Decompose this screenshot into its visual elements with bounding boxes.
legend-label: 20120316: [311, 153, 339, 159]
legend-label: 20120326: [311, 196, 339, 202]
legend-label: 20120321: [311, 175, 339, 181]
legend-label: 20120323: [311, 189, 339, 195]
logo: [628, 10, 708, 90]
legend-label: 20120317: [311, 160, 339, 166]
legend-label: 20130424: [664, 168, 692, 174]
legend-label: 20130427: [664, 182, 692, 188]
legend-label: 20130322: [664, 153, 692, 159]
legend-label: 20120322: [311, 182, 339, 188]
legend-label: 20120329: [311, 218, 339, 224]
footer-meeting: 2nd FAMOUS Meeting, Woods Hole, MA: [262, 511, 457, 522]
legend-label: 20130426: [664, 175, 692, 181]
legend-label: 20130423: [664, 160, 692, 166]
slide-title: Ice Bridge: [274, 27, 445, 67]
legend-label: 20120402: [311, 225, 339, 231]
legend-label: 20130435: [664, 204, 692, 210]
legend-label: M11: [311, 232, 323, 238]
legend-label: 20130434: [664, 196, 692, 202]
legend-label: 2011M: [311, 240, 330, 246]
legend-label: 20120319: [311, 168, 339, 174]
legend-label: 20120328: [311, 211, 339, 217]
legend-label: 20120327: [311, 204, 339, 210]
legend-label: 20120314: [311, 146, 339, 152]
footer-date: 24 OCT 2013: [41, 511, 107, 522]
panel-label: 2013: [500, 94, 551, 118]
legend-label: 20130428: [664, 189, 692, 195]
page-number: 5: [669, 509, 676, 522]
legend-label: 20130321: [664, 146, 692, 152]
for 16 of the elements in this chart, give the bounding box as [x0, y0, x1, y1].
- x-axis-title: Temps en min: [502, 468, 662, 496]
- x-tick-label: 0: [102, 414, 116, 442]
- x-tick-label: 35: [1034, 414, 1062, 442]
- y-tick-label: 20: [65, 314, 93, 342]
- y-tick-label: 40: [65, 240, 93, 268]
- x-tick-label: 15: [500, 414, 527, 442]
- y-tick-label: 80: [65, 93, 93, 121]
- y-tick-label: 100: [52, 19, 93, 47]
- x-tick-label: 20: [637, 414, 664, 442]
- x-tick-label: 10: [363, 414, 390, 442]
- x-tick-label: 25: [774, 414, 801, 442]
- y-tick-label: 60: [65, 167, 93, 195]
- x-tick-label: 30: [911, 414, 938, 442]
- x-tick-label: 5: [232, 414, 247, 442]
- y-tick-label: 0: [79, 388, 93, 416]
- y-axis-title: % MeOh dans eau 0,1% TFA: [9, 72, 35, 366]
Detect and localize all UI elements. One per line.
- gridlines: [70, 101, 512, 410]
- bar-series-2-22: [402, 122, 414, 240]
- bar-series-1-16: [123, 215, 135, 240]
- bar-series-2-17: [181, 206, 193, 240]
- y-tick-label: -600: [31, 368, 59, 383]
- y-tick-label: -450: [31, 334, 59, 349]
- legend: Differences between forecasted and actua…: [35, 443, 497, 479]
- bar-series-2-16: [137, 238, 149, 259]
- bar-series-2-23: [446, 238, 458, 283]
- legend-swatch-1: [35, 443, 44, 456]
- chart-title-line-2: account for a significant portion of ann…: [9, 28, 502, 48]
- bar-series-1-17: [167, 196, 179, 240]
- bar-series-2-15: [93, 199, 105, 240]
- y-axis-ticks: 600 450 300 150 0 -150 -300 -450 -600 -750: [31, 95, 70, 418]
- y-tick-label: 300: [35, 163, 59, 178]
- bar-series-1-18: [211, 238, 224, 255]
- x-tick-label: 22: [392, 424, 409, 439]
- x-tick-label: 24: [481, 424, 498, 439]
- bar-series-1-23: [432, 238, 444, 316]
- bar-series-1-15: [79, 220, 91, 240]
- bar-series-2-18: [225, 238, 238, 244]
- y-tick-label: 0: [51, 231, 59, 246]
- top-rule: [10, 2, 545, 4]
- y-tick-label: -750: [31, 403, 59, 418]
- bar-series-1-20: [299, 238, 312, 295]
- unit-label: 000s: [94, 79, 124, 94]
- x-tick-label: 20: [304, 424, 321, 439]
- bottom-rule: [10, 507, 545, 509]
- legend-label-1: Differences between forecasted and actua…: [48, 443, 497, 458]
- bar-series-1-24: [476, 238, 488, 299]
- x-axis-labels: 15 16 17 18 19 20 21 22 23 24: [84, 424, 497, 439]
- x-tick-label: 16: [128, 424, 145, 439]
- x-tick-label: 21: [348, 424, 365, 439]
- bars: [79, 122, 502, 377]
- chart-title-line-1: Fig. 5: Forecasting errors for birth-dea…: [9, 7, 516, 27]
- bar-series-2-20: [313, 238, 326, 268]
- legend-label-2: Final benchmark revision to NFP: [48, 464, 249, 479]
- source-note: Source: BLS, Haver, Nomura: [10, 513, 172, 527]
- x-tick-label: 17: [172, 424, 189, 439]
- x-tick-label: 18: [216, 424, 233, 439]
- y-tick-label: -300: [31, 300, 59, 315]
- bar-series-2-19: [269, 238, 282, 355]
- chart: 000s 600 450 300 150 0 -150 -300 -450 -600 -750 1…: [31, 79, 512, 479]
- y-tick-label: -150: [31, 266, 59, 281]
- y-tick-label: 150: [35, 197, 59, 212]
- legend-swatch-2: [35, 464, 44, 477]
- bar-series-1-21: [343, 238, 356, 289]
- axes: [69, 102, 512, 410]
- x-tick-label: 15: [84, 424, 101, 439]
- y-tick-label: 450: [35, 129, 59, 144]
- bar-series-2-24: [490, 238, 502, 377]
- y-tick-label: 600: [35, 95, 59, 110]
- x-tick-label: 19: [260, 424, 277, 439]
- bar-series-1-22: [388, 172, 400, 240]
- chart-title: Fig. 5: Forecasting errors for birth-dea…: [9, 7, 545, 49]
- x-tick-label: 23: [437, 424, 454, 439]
---
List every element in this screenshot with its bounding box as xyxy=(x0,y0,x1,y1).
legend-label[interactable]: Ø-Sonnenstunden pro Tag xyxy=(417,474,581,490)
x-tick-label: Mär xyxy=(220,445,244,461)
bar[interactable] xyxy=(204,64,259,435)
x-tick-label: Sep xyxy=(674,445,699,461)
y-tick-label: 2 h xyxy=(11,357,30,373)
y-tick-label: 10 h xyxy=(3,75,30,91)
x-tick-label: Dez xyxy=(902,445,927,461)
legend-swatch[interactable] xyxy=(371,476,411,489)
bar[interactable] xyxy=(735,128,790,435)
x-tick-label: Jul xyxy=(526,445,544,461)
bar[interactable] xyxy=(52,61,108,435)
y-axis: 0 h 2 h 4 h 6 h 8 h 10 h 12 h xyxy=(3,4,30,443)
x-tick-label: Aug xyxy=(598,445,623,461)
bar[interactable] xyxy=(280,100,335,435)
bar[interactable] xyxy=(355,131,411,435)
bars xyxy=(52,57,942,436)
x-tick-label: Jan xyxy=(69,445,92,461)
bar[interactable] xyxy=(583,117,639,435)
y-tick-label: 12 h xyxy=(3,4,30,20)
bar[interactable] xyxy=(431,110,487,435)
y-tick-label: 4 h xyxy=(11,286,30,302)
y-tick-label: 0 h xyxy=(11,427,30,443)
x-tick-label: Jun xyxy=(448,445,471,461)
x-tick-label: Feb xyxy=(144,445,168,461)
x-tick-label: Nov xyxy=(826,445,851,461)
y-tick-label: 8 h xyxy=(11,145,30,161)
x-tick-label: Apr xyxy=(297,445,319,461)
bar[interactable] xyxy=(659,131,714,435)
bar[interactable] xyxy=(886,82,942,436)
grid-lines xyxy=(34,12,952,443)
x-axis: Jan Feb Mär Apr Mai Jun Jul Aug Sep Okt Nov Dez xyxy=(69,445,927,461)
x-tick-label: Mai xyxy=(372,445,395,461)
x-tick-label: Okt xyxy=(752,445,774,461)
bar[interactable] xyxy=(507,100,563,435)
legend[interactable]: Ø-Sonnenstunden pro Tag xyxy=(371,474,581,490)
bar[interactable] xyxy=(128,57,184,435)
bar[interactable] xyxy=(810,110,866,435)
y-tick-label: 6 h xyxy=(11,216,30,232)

_EXERCISE DIRECTIONS_:
Please format the records from the line with "Decompose this screenshot" to the line with "footer-date: 24 OCT 2013: [41, 511, 107, 522]" as a Markdown table, using a Number column for the row number and a Text column for the line. Leave out any blank lines.

_FULL OUTPUT_:
| Number | Text |
|---|---|
| 1 | Decompose this screenshot into its visual elements with bounding boxes. |
| 2 | legend-label: 20120316: [311, 153, 339, 159] |
| 3 | legend-label: 20120326: [311, 196, 339, 202] |
| 4 | legend-label: 20120321: [311, 175, 339, 181] |
| 5 | legend-label: 20120323: [311, 189, 339, 195] |
| 6 | logo: [628, 10, 708, 90] |
| 7 | legend-label: 20120317: [311, 160, 339, 166] |
| 8 | legend-label: 20130424: [664, 168, 692, 174] |
| 9 | legend-label: 20130427: [664, 182, 692, 188] |
| 10 | legend-label: 20130322: [664, 153, 692, 159] |
| 11 | legend-label: 20120322: [311, 182, 339, 188] |
| 12 | legend-label: 20120329: [311, 218, 339, 224] |
| 13 | footer-meeting: 2nd FAMOUS Meeting, Woods Hole, MA: [262, 511, 457, 522] |
| 14 | legend-label: 20130426: [664, 175, 692, 181] |
| 15 | legend-label: 20130423: [664, 160, 692, 166] |
| 16 | slide-title: Ice Bridge: [274, 27, 445, 67] |
| 17 | legend-label: 20120402: [311, 225, 339, 231] |
| 18 | legend-label: 20130435: [664, 204, 692, 210] |
| 19 | legend-label: M11: [311, 232, 323, 238] |
| 20 | legend-label: 20130434: [664, 196, 692, 202] |
| 21 | legend-label: 2011M: [311, 240, 330, 246] |
| 22 | legend-label: 20120319: [311, 168, 339, 174] |
| 23 | legend-label: 20120328: [311, 211, 339, 217] |
| 24 | legend-label: 20120327: [311, 204, 339, 210] |
| 25 | legend-label: 20120314: [311, 146, 339, 152] |
| 26 | footer-date: 24 OCT 2013: [41, 511, 107, 522] |